*PROBLEM 1*
According to the forum post about Mohammed Yusuf's death, who said he had seen Yusuf's body with bullet wounds?
*PROBLEM 2*
Extend the forum post about Mohammed Yusuf's death, picking up after its final sentence.

*EXTRACTED TEXT*
Page 3 of 49 FirstFirst 1234513 ... LastLast
Results 41 to 60 of 972

Thread: 'Nigeria: the context for violence' (2006-2013)

  1. #41
    Council Member Tom Odom's Avatar
    Join Date
    Oct 2005
    Location
    DeRidder LA
    Posts
    3,949

    Default He Did Not Escape

    uh it looks like a classic case of suicide while trying to escape or suicide by trying to escape or suicide for contemplating escape or a shoot out while trying to escape when his finger misfired

    anyway

    he did not escape....

    Captured leader of Nigerian militant sect is dead

    LAGOS, Nigeria (CNN) -- Mohammed Yusuf, the leader of a fundamentalist Islamist sect who was initially reported captured Thursday by the Nigerian military, is dead, said a spokesman for the governor of the state of Borno.

    "I have just come from the police station and seen his body," said Usman Ciroma, chief secretary to the governor of Borno. "I believe he was killed in a shoot-out. ... I saw his body with bullet wounds."


    Radical Islamic leader Mohammed Yusuf shot dead by Nigerian security forces


    Nigerian security forces claimed victory today over a radical Islamic sect blamed for some of the worst violence to hit the West African country for years after police shot dead its leader.

    Mohammed Yusuf, leader of the so-called Nigerian Taleban, was killed after he was captured on Thursday night at the end of a four-day manhunt. His bullet-ridden body was shown to journalists by police shortly after his death.

    Human rights campaigners immediately alleged that he had been executed and warned of revenge attacks. Police said today that he died in a shoot-out.

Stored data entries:
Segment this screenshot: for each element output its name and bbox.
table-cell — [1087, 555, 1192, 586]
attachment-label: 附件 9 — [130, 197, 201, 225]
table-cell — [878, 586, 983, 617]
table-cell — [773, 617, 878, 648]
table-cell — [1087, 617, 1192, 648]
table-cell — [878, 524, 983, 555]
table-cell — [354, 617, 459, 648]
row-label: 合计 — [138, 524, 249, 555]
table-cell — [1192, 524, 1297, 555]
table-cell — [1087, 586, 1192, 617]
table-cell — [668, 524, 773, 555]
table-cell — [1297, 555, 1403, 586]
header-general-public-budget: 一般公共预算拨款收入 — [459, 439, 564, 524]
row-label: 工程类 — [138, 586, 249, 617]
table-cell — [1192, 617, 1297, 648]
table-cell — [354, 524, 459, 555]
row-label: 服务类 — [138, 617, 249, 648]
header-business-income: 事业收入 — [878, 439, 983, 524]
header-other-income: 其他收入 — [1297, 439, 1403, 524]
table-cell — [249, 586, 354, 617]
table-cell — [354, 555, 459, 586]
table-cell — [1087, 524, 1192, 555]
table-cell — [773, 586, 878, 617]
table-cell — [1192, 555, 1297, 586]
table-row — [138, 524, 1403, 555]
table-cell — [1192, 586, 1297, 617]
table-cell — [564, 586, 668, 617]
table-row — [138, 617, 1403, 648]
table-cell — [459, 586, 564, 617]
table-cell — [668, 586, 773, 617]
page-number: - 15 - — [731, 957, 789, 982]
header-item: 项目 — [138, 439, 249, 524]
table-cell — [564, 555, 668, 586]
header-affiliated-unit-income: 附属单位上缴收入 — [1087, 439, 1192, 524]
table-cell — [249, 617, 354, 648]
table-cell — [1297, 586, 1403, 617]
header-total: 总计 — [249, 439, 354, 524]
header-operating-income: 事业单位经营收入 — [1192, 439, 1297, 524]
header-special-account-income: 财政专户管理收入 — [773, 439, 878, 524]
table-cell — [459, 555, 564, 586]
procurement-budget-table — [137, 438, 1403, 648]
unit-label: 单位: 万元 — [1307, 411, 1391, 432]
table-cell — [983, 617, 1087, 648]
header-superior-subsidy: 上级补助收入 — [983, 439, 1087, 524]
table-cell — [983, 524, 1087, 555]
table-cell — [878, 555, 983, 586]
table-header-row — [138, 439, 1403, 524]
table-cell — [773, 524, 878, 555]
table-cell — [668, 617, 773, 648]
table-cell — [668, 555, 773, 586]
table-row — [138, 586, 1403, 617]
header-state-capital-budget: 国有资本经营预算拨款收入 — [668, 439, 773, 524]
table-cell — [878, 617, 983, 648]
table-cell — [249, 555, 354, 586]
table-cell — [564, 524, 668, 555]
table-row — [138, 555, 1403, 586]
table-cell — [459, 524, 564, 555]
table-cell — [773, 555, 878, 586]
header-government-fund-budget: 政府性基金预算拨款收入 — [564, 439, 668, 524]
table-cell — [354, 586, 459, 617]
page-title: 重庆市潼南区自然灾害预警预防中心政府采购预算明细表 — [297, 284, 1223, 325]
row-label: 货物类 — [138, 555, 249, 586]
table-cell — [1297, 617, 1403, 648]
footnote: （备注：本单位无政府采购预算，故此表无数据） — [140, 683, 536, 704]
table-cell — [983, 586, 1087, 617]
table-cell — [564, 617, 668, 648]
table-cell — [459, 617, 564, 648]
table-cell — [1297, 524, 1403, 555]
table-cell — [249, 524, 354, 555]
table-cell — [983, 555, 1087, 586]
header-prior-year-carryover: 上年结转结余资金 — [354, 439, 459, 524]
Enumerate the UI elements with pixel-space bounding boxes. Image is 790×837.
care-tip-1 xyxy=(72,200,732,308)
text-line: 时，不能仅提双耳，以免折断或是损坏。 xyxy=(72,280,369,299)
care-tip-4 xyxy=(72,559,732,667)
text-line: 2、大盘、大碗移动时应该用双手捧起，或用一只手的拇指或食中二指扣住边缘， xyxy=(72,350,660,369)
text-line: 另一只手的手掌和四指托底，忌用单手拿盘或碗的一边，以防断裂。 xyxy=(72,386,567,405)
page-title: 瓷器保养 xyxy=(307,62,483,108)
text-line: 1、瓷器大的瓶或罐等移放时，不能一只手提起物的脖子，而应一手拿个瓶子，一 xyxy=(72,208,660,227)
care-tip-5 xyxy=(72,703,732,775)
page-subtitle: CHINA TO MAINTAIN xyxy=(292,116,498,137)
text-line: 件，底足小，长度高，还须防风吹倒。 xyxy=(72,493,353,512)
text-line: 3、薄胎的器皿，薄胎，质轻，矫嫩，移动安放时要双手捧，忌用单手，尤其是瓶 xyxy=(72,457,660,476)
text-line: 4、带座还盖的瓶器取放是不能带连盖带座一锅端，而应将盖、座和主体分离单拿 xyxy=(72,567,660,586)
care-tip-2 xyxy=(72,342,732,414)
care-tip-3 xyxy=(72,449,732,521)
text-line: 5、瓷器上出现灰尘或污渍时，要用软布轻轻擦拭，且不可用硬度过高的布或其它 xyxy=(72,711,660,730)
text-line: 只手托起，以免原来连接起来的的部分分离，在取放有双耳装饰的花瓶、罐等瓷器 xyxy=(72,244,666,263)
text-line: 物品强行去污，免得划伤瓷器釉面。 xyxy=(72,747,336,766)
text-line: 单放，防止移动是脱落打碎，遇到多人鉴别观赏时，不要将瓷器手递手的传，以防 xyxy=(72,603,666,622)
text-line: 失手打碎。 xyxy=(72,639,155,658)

*TASK RESPONSE 1*
Usman Ciroma, chief secretary to the governor of Borno.

*TASK RESPONSE 2*
    Update:

    Probe sought in Nigerian hard-line Islamic leader's death

    From Christian Purefoy
    CNN

    LAGOS, Nigeria (CNN) -- Human rights groups pressed Friday for information on how a fundamentalist Islamist sect leader died and are seeking an investigation.

    Mohammed Yusuf was initially reported captured Thursday by the military, but was found dead after he was turned over to police.

    There has been no official explanation of Yusuf's death.

    "We demand a full investigation into the circumstances of Mohammed Yusuf's murder," Shehu Sani, president of the Civil Rights Congress, said Friday. "Whether he was a militant leader or armed rebel, dying in police custody is not same as dying in armed combat."
    Last edited by Tom Odom; 08-01-2009 at 07:20 AM.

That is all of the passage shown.